* YOUR GOAL *
Across the entries below, how many lines contain the word "this"? Give the number alone.
## Start INFORMATION GIVEN
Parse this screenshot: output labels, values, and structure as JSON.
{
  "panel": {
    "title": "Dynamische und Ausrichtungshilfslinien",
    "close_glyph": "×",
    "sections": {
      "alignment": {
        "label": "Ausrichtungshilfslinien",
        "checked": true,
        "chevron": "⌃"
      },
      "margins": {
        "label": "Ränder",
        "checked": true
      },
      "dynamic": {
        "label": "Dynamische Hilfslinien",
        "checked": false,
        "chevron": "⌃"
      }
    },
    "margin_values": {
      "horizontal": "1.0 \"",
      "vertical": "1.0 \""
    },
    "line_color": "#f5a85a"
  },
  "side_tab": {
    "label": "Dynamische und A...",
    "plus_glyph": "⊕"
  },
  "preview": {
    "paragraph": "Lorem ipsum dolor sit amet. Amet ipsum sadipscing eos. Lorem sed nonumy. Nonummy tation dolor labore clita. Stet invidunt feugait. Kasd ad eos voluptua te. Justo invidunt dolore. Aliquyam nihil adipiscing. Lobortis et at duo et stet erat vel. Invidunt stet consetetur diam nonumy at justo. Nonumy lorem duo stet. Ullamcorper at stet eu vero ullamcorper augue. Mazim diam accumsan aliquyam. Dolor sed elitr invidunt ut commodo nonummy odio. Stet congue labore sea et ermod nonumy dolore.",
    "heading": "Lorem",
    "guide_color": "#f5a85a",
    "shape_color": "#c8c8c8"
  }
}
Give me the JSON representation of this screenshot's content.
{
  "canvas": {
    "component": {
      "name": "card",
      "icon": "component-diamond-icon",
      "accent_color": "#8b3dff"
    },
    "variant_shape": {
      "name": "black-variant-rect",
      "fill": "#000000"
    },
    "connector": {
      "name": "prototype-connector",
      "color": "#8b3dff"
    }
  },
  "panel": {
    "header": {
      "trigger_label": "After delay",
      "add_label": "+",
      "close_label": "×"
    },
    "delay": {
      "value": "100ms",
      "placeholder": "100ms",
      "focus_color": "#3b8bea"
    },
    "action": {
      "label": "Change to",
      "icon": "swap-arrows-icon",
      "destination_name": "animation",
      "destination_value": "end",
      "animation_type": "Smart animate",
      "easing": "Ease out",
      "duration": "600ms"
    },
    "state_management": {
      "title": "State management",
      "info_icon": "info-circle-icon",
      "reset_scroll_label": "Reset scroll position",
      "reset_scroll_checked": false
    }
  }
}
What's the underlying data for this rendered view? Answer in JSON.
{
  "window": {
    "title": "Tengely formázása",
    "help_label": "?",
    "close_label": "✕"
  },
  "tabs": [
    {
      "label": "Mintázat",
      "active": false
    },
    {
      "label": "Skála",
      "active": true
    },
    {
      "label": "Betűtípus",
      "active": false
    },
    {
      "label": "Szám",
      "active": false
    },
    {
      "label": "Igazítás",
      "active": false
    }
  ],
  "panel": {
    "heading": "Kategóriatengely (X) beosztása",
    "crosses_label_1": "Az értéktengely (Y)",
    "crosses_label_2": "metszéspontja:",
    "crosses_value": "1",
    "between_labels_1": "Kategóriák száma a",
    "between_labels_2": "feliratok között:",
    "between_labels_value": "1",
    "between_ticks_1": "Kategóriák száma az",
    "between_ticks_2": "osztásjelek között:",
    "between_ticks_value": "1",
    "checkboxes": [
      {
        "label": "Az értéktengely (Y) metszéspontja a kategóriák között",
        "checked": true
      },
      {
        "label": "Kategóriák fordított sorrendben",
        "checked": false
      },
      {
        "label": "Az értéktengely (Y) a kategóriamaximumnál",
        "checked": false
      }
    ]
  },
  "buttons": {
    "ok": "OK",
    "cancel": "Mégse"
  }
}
## End INFORMATION GIVEN
* TASK SOLUTION *
3